## BEGIN

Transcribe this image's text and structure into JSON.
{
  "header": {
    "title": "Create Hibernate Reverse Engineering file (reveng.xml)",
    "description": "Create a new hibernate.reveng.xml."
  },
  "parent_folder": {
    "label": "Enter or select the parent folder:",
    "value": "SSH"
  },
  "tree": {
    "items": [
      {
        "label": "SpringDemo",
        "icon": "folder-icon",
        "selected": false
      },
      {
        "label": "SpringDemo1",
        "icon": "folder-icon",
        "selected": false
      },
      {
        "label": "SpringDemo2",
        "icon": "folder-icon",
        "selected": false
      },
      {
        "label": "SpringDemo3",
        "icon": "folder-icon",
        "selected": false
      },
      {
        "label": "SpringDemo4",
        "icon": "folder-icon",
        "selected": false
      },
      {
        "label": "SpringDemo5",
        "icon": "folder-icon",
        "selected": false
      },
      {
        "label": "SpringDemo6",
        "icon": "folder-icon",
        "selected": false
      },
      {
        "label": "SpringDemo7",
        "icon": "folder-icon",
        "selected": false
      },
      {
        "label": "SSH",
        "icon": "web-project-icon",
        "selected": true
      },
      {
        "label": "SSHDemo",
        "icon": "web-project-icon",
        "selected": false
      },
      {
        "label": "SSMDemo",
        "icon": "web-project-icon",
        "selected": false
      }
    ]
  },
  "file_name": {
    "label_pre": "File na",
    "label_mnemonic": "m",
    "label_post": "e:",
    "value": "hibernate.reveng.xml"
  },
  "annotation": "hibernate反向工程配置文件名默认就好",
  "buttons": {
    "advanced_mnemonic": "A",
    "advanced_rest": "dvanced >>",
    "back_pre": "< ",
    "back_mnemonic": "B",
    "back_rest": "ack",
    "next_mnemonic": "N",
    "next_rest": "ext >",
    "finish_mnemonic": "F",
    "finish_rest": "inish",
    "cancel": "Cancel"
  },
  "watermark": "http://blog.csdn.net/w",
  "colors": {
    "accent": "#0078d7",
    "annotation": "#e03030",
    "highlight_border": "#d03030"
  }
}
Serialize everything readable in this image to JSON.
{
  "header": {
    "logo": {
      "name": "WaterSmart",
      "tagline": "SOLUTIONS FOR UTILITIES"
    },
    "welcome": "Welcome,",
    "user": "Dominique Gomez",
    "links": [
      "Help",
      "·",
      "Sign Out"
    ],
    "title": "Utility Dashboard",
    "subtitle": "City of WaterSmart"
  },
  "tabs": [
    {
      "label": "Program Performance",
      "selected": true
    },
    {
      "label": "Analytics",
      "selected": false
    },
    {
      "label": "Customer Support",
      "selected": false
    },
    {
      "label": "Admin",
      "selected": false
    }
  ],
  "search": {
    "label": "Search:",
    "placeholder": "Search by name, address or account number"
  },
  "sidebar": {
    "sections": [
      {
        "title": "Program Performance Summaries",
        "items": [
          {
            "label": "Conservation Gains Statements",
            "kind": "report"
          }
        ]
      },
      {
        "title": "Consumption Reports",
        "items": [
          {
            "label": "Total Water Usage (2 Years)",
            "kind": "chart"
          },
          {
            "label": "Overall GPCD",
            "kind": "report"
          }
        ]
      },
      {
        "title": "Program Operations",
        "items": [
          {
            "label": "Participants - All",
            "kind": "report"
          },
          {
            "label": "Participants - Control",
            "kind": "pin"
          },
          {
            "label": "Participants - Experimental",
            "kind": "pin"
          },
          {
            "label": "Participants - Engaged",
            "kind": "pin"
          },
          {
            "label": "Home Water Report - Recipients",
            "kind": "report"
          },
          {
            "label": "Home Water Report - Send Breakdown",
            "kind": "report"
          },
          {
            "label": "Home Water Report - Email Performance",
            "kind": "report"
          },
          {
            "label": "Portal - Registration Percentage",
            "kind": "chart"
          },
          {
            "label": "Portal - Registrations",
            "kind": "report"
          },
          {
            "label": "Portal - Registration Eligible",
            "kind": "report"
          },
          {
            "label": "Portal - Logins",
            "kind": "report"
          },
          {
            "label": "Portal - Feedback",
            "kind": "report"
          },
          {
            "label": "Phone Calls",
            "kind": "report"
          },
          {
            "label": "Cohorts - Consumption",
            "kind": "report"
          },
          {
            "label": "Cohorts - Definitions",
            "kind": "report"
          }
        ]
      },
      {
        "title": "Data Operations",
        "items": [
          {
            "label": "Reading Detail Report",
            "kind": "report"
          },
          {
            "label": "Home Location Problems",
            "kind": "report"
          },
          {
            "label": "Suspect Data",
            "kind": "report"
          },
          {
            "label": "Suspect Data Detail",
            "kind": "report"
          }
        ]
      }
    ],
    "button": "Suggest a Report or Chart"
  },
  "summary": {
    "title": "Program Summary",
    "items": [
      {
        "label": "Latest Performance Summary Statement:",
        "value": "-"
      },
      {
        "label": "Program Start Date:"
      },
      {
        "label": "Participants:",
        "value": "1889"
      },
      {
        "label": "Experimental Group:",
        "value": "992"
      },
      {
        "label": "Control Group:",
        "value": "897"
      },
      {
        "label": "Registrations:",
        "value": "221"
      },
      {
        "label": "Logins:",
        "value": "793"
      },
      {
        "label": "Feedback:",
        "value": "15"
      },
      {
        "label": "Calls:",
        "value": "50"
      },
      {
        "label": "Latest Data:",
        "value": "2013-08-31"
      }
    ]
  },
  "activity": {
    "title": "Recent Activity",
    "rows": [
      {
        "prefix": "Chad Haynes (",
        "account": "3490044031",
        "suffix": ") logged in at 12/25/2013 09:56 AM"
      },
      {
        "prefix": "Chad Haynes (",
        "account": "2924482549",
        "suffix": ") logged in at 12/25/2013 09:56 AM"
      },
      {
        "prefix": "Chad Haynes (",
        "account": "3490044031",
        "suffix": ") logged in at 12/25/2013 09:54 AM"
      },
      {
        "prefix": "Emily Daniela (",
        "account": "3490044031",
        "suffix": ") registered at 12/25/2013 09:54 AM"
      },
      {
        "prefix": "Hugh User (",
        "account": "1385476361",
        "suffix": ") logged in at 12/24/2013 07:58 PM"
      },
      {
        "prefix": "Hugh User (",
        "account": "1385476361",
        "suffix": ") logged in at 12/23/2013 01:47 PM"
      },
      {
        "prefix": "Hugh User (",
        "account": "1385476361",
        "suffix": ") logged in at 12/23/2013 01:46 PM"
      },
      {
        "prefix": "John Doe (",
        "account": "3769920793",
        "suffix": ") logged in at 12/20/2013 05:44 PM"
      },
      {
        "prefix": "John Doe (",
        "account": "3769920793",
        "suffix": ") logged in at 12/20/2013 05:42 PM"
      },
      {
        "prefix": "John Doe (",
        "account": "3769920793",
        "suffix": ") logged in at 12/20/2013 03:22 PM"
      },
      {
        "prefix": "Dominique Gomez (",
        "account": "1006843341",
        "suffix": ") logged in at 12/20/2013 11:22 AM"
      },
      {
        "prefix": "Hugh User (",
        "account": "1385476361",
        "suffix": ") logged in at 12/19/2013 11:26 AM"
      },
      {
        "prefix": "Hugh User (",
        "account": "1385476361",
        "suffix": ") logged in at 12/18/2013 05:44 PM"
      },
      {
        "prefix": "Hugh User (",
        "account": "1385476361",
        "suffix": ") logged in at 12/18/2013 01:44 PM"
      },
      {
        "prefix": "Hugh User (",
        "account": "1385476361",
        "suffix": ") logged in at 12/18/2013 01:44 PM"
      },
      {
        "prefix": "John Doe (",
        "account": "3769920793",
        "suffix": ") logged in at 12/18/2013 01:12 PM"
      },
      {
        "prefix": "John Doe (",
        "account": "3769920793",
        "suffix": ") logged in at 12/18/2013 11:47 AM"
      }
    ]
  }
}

## END

- [Brief] Copy all of the data exactly.

- [Final answer]
Transcribe this image's text and structure into JSON.
{
  "header": {
    "title": "Create Hibernate Reverse Engineering file (reveng.xml)",
    "description": "Create a new hibernate.reveng.xml."
  },
  "parent_folder": {
    "label": "Enter or select the parent folder:",
    "value": "SSH"
  },
  "tree": {
    "items": [
      {
        "label": "SpringDemo",
        "icon": "folder-icon",
        "selected": false
      },
      {
        "label": "SpringDemo1",
        "icon": "folder-icon",
        "selected": false
      },
      {
        "label": "SpringDemo2",
        "icon": "folder-icon",
        "selected": false
      },
      {
        "label": "SpringDemo3",
        "icon": "folder-icon",
        "selected": false
      },
      {
        "label": "SpringDemo4",
        "icon": "folder-icon",
        "selected": false
      },
      {
        "label": "SpringDemo5",
        "icon": "folder-icon",
        "selected": false
      },
      {
        "label": "SpringDemo6",
        "icon": "folder-icon",
        "selected": false
      },
      {
        "label": "SpringDemo7",
        "icon": "folder-icon",
        "selected": false
      },
      {
        "label": "SSH",
        "icon": "web-project-icon",
        "selected": true
      },
      {
        "label": "SSHDemo",
        "icon": "web-project-icon",
        "selected": false
      },
      {
        "label": "SSMDemo",
        "icon": "web-project-icon",
        "selected": false
      }
    ]
  },
  "file_name": {
    "label_pre": "File na",
    "label_mnemonic": "m",
    "label_post": "e:",
    "value": "hibernate.reveng.xml"
  },
  "annotation": "hibernate反向工程配置文件名默认就好",
  "buttons": {
    "advanced_mnemonic": "A",
    "advanced_rest": "dvanced >>",
    "back_pre": "< ",
    "back_mnemonic": "B",
    "back_rest": "ack",
    "next_mnemonic": "N",
    "next_rest": "ext >",
    "finish_mnemonic": "F",
    "finish_rest": "inish",
    "cancel": "Cancel"
  },
  "watermark": "http://blog.csdn.net/w",
  "colors": {
    "accent": "#0078d7",
    "annotation": "#e03030",
    "highlight_border": "#d03030"
  }
}
Serialize everything readable in this image to JSON.
{
  "header": {
    "logo": {
      "name": "WaterSmart",
      "tagline": "SOLUTIONS FOR UTILITIES"
    },
    "welcome": "Welcome,",
    "user": "Dominique Gomez",
    "links": [
      "Help",
      "·",
      "Sign Out"
    ],
    "title": "Utility Dashboard",
    "subtitle": "City of WaterSmart"
  },
  "tabs": [
    {
      "label": "Program Performance",
      "selected": true
    },
    {
      "label": "Analytics",
      "selected": false
    },
    {
      "label": "Customer Support",
      "selected": false
    },
    {
      "label": "Admin",
      "selected": false
    }
  ],
  "search": {
    "label": "Search:",
    "placeholder": "Search by name, address or account number"
  },
  "sidebar": {
    "sections": [
      {
        "title": "Program Performance Summaries",
        "items": [
          {
            "label": "Conservation Gains Statements",
            "kind": "report"
          }
        ]
      },
      {
        "title": "Consumption Reports",
        "items": [
          {
            "label": "Total Water Usage (2 Years)",
            "kind": "chart"
          },
          {
            "label": "Overall GPCD",
            "kind": "report"
          }
        ]
      },
      {
        "title": "Program Operations",
        "items": [
          {
            "label": "Participants - All",
            "kind": "report"
          },
          {
            "label": "Participants - Control",
            "kind": "pin"
          },
          {
            "label": "Participants - Experimental",
            "kind": "pin"
          },
          {
            "label": "Participants - Engaged",
            "kind": "pin"
          },
          {
            "label": "Home Water Report - Recipients",
            "kind": "report"
          },
          {
            "label": "Home Water Report - Send Breakdown",
            "kind": "report"
          },
          {
            "label": "Home Water Report - Email Performance",
            "kind": "report"
          },
          {
            "label": "Portal - Registration Percentage",
            "kind": "chart"
          },
          {
            "label": "Portal - Registrations",
            "kind": "report"
          },
          {
            "label": "Portal - Registration Eligible",
            "kind": "report"
          },
          {
            "label": "Portal - Logins",
            "kind": "report"
          },
          {
            "label": "Portal - Feedback",
            "kind": "report"
          },
          {
            "label": "Phone Calls",
            "kind": "report"
          },
          {
            "label": "Cohorts - Consumption",
            "kind": "report"
          },
          {
            "label": "Cohorts - Definitions",
            "kind": "report"
          }
        ]
      },
      {
        "title": "Data Operations",
        "items": [
          {
            "label": "Reading Detail Report",
            "kind": "report"
          },
          {
            "label": "Home Location Problems",
            "kind": "report"
          },
          {
            "label": "Suspect Data",
            "kind": "report"
          },
          {
            "label": "Suspect Data Detail",
            "kind": "report"
          }
        ]
      }
    ],
    "button": "Suggest a Report or Chart"
  },
  "summary": {
    "title": "Program Summary",
    "items": [
      {
        "label": "Latest Performance Summary Statement:",
        "value": "-"
      },
      {
        "label": "Program Start Date:"
      },
      {
        "label": "Participants:",
        "value": "1889"
      },
      {
        "label": "Experimental Group:",
        "value": "992"
      },
      {
        "label": "Control Group:",
        "value": "897"
      },
      {
        "label": "Registrations:",
        "value": "221"
      },
      {
        "label": "Logins:",
        "value": "793"
      },
      {
        "label": "Feedback:",
        "value": "15"
      },
      {
        "label": "Calls:",
        "value": "50"
      },
      {
        "label": "Latest Data:",
        "value": "2013-08-31"
      }
    ]
  },
  "activity": {
    "title": "Recent Activity",
    "rows": [
      {
        "prefix": "Chad Haynes (",
        "account": "3490044031",
        "suffix": ") logged in at 12/25/2013 09:56 AM"
      },
      {
        "prefix": "Chad Haynes (",
        "account": "2924482549",
        "suffix": ") logged in at 12/25/2013 09:56 AM"
      },
      {
        "prefix": "Chad Haynes (",
        "account": "3490044031",
        "suffix": ") logged in at 12/25/2013 09:54 AM"
      },
      {
        "prefix": "Emily Daniela (",
        "account": "3490044031",
        "suffix": ") registered at 12/25/2013 09:54 AM"
      },
      {
        "prefix": "Hugh User (",
        "account": "1385476361",
        "suffix": ") logged in at 12/24/2013 07:58 PM"
      },
      {
        "prefix": "Hugh User (",
        "account": "1385476361",
        "suffix": ") logged in at 12/23/2013 01:47 PM"
      },
      {
        "prefix": "Hugh User (",
        "account": "1385476361",
        "suffix": ") logged in at 12/23/2013 01:46 PM"
      },
      {
        "prefix": "John Doe (",
        "account": "3769920793",
        "suffix": ") logged in at 12/20/2013 05:44 PM"
      },
      {
        "prefix": "John Doe (",
        "account": "3769920793",
        "suffix": ") logged in at 12/20/2013 05:42 PM"
      },
      {
        "prefix": "John Doe (",
        "account": "3769920793",
        "suffix": ") logged in at 12/20/2013 03:22 PM"
      },
      {
        "prefix": "Dominique Gomez (",
        "account": "1006843341",
        "suffix": ") logged in at 12/20/2013 11:22 AM"
      },
      {
        "prefix": "Hugh User (",
        "account": "1385476361",
        "suffix": ") logged in at 12/19/2013 11:26 AM"
      },
      {
        "prefix": "Hugh User (",
        "account": "1385476361",
        "suffix": ") logged in at 12/18/2013 05:44 PM"
      },
      {
        "prefix": "Hugh User (",
        "account": "1385476361",
        "suffix": ") logged in at 12/18/2013 01:44 PM"
      },
      {
        "prefix": "Hugh User (",
        "account": "1385476361",
        "suffix": ") logged in at 12/18/2013 01:44 PM"
      },
      {
        "prefix": "John Doe (",
        "account": "3769920793",
        "suffix": ") logged in at 12/18/2013 01:12 PM"
      },
      {
        "prefix": "John Doe (",
        "account": "3769920793",
        "suffix": ") logged in at 12/18/2013 11:47 AM"
      }
    ]
  }
}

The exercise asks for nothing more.